▶ [Dataset rows about figures]:
★ ★ ★

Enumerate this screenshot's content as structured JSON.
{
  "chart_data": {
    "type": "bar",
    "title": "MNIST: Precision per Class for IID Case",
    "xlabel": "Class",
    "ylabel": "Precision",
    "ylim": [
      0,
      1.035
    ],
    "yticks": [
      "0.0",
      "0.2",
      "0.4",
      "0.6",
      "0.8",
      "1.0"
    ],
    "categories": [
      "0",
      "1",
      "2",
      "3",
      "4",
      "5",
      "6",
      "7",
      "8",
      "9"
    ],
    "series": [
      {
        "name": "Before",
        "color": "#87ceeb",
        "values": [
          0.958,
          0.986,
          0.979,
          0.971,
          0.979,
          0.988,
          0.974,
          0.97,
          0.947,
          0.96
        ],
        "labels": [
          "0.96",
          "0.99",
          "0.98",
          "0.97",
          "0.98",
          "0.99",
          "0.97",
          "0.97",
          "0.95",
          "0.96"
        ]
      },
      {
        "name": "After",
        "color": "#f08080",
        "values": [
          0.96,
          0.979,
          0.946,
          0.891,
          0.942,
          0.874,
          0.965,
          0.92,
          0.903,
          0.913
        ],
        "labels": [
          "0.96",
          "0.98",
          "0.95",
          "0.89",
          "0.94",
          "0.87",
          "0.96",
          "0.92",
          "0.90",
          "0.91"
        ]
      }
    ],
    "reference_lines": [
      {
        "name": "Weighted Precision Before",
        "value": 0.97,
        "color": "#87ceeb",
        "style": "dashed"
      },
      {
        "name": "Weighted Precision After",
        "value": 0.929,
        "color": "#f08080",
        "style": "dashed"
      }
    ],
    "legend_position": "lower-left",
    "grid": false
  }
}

★ ★ ★

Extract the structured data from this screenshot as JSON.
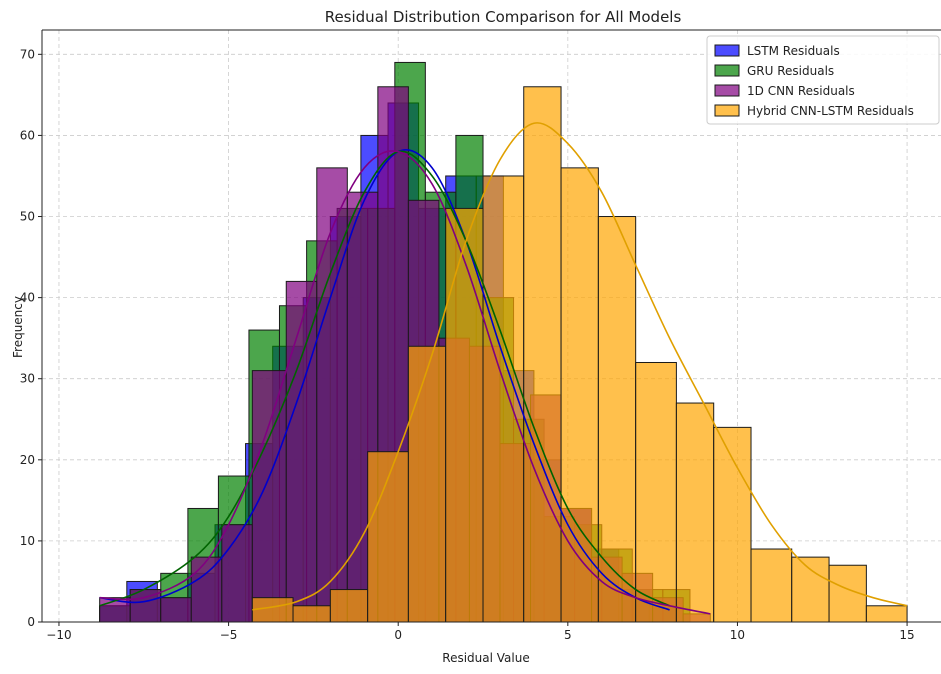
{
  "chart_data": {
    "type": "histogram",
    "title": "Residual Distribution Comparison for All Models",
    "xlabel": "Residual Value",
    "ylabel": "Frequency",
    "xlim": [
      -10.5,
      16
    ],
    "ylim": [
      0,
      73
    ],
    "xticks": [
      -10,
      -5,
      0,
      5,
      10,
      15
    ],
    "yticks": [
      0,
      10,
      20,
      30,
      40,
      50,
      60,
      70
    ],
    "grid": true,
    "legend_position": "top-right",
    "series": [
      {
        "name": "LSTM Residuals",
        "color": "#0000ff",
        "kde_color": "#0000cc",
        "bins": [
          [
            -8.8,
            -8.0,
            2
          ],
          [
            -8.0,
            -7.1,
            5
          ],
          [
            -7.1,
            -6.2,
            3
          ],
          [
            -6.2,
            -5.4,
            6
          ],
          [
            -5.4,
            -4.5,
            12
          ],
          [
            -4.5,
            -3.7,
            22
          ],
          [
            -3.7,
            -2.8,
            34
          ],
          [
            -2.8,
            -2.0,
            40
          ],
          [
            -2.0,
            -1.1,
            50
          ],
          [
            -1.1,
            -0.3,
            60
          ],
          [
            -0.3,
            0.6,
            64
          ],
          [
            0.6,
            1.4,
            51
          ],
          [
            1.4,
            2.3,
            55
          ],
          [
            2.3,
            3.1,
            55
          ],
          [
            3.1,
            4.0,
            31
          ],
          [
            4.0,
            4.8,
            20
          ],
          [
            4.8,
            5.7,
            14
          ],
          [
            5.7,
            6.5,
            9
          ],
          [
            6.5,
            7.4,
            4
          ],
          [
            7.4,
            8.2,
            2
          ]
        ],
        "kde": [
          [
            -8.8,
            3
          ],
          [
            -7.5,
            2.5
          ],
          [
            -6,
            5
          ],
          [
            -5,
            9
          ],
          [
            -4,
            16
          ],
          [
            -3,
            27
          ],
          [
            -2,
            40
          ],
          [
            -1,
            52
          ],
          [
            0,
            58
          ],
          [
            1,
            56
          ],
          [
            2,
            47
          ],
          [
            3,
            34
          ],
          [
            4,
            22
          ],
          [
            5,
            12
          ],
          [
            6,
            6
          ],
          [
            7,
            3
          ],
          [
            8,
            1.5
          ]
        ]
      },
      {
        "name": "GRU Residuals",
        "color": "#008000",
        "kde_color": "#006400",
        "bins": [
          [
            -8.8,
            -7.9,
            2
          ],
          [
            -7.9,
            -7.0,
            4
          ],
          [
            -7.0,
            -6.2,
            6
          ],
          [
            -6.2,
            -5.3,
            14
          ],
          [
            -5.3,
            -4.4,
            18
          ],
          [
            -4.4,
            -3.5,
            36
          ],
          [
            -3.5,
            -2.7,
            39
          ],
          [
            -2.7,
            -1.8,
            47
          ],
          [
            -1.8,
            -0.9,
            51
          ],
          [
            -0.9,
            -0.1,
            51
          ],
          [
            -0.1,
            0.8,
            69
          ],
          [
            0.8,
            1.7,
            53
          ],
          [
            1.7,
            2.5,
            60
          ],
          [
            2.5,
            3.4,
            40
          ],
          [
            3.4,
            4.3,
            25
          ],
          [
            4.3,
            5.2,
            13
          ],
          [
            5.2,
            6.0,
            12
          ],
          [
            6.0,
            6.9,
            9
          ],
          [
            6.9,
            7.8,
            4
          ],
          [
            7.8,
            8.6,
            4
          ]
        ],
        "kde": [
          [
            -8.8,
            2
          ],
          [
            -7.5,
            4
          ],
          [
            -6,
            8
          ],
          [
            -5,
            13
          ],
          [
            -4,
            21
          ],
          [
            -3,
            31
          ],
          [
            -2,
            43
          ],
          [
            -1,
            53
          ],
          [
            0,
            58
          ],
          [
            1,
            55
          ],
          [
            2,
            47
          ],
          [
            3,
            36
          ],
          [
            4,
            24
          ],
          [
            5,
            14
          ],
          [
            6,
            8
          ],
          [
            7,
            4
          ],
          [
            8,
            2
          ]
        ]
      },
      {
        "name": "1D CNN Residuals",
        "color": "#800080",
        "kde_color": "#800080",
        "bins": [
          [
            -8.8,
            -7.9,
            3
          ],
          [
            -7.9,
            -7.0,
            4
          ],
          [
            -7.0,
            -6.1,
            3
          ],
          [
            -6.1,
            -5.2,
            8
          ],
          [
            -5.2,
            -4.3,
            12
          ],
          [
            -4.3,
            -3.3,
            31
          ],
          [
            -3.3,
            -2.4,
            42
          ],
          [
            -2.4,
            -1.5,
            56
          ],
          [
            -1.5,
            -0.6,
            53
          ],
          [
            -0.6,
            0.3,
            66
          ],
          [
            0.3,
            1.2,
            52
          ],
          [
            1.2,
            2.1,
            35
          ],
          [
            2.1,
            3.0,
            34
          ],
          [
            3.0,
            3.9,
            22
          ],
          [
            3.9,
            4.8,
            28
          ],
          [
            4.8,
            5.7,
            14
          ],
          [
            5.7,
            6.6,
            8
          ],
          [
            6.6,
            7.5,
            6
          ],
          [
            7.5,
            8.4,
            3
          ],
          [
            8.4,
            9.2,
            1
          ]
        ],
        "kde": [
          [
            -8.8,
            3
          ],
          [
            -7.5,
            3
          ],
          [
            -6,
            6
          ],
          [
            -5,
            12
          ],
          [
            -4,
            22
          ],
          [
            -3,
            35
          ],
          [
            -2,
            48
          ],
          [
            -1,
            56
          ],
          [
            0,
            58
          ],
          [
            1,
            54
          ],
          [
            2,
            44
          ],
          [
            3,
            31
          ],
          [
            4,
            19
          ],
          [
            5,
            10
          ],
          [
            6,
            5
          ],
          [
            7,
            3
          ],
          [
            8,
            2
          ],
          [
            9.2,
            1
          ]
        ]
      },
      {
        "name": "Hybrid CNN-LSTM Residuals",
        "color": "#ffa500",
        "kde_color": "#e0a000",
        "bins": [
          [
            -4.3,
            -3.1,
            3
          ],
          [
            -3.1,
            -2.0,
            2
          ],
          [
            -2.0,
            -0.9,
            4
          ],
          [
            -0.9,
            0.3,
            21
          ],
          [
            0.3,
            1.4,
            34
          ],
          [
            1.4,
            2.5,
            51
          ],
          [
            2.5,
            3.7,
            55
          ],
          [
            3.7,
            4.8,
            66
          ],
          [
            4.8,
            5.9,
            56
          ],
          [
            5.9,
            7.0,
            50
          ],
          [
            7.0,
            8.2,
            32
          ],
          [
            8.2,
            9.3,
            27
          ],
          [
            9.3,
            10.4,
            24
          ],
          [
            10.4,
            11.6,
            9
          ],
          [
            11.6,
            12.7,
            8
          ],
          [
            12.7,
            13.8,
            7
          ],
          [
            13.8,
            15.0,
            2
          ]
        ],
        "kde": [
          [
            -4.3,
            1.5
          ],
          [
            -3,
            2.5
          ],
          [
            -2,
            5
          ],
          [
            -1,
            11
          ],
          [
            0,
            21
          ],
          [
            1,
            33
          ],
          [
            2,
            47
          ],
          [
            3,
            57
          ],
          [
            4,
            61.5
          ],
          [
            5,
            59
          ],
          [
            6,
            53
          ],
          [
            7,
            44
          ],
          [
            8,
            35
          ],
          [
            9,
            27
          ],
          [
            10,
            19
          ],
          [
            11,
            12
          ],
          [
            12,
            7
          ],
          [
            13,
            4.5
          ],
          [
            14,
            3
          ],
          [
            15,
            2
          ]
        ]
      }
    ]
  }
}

★ ★ ★

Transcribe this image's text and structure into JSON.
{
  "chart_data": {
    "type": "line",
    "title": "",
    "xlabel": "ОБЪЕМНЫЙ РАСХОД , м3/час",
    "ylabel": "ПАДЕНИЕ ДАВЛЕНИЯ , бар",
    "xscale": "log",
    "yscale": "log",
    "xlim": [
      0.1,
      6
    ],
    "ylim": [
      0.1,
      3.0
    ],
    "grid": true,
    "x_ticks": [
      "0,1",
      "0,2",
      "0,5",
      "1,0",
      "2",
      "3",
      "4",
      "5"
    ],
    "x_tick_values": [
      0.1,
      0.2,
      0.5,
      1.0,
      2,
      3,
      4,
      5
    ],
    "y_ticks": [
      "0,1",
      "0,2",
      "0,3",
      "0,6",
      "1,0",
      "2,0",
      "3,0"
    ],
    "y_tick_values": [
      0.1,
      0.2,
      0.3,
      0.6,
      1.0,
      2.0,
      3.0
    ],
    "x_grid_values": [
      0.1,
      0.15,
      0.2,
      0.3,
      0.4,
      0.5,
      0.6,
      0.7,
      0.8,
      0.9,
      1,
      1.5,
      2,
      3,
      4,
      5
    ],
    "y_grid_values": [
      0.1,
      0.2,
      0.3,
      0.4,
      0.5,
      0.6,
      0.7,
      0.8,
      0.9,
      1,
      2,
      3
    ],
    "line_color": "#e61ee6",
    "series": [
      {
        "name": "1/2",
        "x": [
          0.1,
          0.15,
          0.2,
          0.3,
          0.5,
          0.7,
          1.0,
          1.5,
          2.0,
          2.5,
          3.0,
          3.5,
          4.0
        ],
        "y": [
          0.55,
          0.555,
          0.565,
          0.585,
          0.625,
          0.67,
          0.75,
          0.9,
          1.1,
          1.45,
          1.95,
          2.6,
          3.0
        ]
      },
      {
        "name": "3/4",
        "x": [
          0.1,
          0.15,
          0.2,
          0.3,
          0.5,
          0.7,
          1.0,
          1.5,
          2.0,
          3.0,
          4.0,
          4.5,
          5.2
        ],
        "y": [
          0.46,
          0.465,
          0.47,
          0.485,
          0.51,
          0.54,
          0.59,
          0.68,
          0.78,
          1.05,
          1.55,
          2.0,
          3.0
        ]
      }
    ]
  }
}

★ ★ ★

▶ [DESCRIPTION OF THE TASK]:
Using the material above, report each line where "name" occurs.

▶ [FULL OUTPUT]:
        "name": "Before",
        "name": "After",
        "name": "Weighted Precision Before",
        "name": "Weighted Precision After",
        "name": "LSTM Residuals",
        "name": "GRU Residuals",
        "name": "1D CNN Residuals",
        "name": "Hybrid CNN-LSTM Residuals",
        "name": "1/2",
        "name": "3/4",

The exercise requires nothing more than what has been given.